• _COMPITO A_:
Rispondi alle domande sul brano dedicato alle macchine da scrivere antiche.
(i) Quale cifra ha superato una Germania No. 5 ben presentata e integra?
(ii) Oltre a rarità e condizioni di conservazione, quali altri fattori fanno la differenza nel valore di un esemplare?
(iii) Che cosa significa "scrittura visibile"?
• _COMPITO B_: Ricopia dal brano sulle macchine da scrivere antiche la parte che inizia con le parole contenenti "I modelli più" e termina con "coeva ancora presente.".
──────── BRANO
Apri una vecchia valigetta in soffitta, sollevi il coperchio e trovi una macchina da scrivere coperta da un velo di polvere, con i tasti ancora allineati e il carrello che scorre a fatica. In quel momento la domanda arriva subito, è solo un oggetto decorativo oppure potrebbe avere un valore reale? In diversi casi, soprattutto nel collezionismo specializzato, alcune macchine del primo Novecento possono raggiungere cifre interessanti.
Quanto può valere davvero
Il mercato delle macchine da scrivere antiche è meno casuale di quanto sembri. Non basta che un esemplare sia vecchio per diventare prezioso. A fare la differenza sono rarità, condizioni di conservazione, completezza degli accessori e, in alcuni casi, la provenienza storica.
Le quotazioni osservate in aste e vendite di settore mostrano una forbice ampia:
- una Underwood No. 5, modello simbolo dei primi anni del Novecento, si colloca spesso tra 200 e 800 euro
- una Germania No. 5 ben presentata e integra ha superato 530 euro
- esemplari particolari come la Picht Braille, soprattutto con scatola in legno originale, possono arrivare fino a 1.632 euro
- alcuni modelli molto rari e ricercati dai collezionisti hanno superato anche i 4.000 euro
Sono però valori indicativi. Il prezzo effettivo può cambiare in base alla domanda del momento, alla completezza dell’oggetto e al contesto della vendita, che sia asta, negozio specializzato o trattativa privata.
I modelli più ricercati
I collezionisti premiano soprattutto le macchine che hanno segnato un passaggio tecnico o estetico. La Underwood No. 5, per esempio, è apprezzata perché ha contribuito a definire lo standard moderno della macchina da scrivere con scrittura visibile, cioè con il testo battuto osservabile durante l’uso.
Anche modelli meno noti al grande pubblico possono sorprendere. Le versioni con tastiere speciali, colorazioni insolite o produzioni limitate attirano molta attenzione. Chi frequenta fiere di antiquariato o aste sa bene che due esemplari apparentemente simili possono avere differenze notevoli di prezzo solo per una decalcomania originale, una finitura rara o una valigetta coeva ancora presente.
────────────────
──────── ELENCO
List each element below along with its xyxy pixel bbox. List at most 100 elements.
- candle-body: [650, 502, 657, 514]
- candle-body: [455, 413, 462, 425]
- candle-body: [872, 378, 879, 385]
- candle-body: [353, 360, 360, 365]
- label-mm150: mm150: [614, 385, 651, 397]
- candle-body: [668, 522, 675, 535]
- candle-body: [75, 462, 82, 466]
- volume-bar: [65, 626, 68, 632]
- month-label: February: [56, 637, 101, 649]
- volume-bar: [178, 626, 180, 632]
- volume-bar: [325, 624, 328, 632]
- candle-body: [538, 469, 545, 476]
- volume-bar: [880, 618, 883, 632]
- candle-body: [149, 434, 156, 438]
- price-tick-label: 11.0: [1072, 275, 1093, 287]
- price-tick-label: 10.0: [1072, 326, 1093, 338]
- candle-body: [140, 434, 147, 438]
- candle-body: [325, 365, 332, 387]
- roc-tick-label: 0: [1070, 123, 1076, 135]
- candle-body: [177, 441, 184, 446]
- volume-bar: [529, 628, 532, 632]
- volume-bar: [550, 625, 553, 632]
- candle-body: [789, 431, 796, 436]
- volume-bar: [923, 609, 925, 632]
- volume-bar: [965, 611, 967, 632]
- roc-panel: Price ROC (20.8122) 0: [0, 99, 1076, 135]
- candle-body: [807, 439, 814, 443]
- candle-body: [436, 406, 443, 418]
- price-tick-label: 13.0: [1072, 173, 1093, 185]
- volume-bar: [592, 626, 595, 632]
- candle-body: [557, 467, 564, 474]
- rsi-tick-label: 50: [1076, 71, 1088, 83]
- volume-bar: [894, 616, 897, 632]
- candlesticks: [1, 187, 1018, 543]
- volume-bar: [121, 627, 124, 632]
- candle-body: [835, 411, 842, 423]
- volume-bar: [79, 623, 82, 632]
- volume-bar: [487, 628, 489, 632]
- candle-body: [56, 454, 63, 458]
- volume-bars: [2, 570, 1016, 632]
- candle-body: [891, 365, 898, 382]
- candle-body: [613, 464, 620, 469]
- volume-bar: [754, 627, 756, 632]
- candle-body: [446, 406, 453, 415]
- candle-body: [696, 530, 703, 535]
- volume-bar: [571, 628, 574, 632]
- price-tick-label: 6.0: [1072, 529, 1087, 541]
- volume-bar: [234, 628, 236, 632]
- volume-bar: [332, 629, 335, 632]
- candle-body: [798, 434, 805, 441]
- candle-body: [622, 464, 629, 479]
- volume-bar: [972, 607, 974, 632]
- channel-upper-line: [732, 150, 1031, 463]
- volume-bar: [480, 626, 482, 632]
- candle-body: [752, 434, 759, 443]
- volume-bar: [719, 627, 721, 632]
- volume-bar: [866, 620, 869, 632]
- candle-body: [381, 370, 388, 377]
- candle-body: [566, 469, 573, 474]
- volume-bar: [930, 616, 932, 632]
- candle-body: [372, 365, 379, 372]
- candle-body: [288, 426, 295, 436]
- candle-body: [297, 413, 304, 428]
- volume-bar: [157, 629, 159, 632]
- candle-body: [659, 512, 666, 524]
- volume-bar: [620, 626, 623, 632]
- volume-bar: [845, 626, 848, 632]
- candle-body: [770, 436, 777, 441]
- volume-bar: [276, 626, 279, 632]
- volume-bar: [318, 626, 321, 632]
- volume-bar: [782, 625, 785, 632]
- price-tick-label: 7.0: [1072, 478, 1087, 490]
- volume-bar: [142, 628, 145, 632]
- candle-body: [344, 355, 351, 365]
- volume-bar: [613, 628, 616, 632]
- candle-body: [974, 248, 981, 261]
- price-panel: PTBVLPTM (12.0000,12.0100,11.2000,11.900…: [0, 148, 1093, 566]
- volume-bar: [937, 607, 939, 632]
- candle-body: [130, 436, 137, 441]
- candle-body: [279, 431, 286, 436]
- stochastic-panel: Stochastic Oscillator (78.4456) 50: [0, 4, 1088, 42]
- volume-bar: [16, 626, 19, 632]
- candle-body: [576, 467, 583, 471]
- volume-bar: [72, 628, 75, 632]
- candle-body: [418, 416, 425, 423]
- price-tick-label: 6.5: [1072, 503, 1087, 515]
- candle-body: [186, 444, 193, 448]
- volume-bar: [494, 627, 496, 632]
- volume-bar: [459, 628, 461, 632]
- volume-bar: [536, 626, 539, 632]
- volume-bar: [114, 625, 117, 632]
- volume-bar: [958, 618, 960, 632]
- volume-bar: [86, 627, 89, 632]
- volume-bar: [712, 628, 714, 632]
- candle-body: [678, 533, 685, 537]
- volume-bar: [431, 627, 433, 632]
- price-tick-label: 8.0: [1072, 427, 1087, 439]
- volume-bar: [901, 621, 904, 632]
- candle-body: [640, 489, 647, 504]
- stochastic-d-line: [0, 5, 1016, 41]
────────────────
• _RISPOSTA A_:
(i) Ha superato 530 euro.
(ii) Fanno la differenza la completezza degli accessori e, in alcuni casi, la provenienza storica.
(iii) Significa che il testo battuto è osservabile durante l'uso.

• _RISPOSTA B_:
I modelli più ricercati
I collezionisti premiano soprattutto le macchine che hanno segnato un passaggio tecnico o estetico. La Underwood No. 5, per esempio, è apprezzata perché ha contribuito a definire lo standard moderno della macchina da scrivere con scrittura visibile, cioè con il testo battuto osservabile durante l’uso.
Anche modelli meno noti al grande pubblico possono sorprendere. Le versioni con tastiere speciali, colorazioni insolite o produzioni limitate attirano molta attenzione. Chi frequenta fiere di antiquariato o aste sa bene che due esemplari apparentemente simili possono avere differenze notevoli di prezzo solo per una decalcomania originale, una finitura rara o una valigetta coeva ancora presente.